## Given task
Which lines hold the word "סטודנטים"? Show each of them.

Data records:
>> start

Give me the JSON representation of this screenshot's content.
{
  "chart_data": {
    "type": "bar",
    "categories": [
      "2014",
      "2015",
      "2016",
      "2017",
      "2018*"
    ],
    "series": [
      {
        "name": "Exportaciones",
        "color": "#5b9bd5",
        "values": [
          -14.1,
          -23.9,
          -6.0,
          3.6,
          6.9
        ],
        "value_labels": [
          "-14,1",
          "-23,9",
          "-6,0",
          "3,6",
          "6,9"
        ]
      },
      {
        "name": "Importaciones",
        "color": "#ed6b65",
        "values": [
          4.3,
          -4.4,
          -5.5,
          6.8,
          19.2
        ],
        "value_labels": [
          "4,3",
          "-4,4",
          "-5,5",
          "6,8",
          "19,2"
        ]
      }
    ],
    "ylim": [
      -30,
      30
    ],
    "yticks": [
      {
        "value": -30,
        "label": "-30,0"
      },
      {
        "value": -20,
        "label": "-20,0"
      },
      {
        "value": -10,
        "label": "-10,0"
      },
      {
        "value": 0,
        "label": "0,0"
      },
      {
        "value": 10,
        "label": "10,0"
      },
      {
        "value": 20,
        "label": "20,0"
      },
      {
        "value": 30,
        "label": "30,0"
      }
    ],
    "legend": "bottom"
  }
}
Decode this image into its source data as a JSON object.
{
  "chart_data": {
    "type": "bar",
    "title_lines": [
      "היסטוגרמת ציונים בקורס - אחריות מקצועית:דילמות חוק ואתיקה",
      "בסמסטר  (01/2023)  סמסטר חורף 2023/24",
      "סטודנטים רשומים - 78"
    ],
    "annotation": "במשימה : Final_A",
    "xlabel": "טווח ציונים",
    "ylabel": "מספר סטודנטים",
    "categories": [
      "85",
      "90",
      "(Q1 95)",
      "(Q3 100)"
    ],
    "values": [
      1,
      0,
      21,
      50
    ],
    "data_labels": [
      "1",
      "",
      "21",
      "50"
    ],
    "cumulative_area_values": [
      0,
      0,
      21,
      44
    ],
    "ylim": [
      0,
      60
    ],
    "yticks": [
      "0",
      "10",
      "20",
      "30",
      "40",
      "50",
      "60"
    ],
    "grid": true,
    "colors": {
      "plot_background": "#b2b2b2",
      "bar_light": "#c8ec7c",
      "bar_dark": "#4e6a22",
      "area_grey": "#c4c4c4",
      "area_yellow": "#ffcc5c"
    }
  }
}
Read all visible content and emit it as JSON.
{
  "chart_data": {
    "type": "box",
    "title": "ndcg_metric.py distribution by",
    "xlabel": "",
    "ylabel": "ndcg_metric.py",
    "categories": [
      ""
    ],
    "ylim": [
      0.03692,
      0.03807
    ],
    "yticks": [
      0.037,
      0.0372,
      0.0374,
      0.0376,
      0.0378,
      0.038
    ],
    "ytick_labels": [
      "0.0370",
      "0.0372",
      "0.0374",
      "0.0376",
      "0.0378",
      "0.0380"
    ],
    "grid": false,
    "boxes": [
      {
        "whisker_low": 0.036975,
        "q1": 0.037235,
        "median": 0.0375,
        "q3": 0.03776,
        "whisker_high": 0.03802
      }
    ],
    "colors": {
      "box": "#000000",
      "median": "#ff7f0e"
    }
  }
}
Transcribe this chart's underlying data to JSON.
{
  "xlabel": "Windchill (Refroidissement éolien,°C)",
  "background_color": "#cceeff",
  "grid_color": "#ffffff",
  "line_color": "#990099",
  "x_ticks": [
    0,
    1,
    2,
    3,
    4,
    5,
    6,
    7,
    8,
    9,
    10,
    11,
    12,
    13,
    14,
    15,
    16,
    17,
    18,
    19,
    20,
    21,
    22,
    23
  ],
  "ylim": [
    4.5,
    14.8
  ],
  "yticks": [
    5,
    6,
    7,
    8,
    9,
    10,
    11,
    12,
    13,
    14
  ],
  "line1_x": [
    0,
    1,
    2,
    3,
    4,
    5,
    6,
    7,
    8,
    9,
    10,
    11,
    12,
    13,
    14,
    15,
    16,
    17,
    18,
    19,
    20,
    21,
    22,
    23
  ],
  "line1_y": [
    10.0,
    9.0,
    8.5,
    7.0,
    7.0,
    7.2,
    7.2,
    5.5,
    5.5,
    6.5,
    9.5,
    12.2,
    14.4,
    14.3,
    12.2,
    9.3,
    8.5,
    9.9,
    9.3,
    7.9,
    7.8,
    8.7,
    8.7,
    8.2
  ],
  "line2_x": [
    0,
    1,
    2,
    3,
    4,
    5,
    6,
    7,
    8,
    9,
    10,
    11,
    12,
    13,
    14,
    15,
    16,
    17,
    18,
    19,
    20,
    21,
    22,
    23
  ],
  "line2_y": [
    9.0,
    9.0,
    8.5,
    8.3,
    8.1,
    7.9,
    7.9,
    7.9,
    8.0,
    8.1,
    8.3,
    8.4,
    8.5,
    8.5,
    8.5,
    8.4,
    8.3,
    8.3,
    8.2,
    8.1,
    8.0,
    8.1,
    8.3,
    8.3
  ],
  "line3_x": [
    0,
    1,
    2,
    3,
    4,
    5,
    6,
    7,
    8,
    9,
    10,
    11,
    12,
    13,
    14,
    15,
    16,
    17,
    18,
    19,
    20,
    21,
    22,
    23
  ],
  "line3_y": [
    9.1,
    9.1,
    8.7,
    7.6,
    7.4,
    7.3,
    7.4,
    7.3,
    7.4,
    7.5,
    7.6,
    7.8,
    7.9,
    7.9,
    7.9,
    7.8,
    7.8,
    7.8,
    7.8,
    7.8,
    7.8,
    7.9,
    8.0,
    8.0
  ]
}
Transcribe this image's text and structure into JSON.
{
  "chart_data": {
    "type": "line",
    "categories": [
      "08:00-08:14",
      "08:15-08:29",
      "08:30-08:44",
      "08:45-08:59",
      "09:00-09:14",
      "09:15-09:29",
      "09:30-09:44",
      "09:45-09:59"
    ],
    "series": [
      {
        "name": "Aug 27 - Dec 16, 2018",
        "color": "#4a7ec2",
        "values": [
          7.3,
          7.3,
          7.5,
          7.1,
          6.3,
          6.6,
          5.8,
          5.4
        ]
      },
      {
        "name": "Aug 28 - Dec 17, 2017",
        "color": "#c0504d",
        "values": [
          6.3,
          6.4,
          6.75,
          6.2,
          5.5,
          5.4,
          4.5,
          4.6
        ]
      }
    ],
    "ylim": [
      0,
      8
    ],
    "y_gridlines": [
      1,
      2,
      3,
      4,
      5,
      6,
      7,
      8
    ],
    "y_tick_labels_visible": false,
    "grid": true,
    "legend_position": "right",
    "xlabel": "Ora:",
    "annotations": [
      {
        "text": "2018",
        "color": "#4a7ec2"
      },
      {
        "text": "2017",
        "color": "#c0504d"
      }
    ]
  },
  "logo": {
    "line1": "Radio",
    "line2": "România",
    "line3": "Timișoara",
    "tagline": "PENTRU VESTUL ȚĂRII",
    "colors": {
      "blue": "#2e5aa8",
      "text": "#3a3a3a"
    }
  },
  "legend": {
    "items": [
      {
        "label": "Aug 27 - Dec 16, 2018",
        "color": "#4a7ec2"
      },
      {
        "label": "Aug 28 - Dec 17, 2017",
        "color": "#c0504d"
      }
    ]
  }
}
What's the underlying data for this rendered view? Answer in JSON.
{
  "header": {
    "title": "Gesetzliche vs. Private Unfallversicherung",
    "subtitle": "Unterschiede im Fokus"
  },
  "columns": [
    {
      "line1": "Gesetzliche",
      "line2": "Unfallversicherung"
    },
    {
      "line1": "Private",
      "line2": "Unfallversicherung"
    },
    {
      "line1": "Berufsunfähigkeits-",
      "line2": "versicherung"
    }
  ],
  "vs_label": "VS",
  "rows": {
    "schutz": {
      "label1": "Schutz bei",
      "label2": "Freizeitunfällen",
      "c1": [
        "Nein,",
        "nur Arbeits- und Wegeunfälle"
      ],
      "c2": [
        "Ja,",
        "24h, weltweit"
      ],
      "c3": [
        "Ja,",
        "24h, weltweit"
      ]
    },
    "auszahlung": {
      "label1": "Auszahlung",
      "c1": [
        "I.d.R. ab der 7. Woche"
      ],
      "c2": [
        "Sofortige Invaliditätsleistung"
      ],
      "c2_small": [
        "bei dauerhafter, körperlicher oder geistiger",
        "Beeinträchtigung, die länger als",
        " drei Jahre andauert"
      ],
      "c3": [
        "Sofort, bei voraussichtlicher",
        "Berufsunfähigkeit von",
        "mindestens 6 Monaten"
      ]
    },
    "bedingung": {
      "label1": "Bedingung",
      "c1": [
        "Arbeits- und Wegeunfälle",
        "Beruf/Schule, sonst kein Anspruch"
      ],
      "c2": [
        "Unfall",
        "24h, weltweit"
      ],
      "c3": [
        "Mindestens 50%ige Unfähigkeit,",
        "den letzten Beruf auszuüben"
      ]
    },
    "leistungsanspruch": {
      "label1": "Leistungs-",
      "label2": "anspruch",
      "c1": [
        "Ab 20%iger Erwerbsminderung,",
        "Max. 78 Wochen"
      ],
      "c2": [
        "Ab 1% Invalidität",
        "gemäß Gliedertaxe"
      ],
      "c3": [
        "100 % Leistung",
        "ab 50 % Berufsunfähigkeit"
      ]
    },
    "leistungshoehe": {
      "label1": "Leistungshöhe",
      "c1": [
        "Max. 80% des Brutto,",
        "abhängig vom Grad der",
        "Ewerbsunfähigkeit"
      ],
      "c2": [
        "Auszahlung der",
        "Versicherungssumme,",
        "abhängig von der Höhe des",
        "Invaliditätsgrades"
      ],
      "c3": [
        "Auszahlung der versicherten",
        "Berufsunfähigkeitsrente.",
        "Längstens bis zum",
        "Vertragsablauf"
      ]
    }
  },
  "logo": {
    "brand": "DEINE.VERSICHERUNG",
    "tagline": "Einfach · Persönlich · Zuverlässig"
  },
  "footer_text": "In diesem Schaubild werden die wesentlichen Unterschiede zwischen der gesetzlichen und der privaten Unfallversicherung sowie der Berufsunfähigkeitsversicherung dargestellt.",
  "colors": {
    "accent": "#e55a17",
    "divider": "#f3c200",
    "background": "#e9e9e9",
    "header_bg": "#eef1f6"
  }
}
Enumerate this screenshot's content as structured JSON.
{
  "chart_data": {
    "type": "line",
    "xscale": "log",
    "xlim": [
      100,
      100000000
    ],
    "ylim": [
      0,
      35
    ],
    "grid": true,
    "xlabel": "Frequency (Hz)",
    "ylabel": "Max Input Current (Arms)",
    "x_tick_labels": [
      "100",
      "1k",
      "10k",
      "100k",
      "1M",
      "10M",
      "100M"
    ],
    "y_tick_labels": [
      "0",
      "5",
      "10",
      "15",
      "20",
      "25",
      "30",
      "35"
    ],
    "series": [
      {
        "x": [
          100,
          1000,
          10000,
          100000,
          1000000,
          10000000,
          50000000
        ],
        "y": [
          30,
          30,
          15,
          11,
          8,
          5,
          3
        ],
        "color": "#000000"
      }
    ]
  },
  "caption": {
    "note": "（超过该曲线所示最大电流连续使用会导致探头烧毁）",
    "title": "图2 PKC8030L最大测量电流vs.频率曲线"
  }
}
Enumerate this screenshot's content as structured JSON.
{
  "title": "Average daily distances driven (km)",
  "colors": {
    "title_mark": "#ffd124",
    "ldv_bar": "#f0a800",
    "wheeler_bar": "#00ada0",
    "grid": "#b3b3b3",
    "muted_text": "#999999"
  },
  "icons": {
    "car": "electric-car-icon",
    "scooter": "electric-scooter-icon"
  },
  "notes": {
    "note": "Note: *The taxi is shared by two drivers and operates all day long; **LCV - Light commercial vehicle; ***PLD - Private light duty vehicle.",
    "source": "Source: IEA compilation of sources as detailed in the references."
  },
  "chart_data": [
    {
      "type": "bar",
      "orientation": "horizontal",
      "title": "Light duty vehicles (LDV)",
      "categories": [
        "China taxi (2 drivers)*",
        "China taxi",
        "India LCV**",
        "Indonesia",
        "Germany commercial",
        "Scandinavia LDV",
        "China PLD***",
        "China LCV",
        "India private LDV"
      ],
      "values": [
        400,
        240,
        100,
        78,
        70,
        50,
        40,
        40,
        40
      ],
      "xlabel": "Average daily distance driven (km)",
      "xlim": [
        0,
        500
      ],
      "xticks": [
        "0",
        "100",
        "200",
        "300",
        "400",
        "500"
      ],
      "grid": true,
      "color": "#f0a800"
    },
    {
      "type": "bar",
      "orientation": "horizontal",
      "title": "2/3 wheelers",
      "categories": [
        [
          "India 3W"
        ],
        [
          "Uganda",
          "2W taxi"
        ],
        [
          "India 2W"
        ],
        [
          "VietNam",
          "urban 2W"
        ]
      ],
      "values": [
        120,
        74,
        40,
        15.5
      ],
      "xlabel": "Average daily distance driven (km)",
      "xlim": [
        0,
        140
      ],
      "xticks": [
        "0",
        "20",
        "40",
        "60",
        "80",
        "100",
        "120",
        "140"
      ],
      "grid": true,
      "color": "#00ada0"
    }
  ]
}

>> end

## The answer
      "סטודנטים רשומים - 78"
    "ylabel": "מספר סטודנטים",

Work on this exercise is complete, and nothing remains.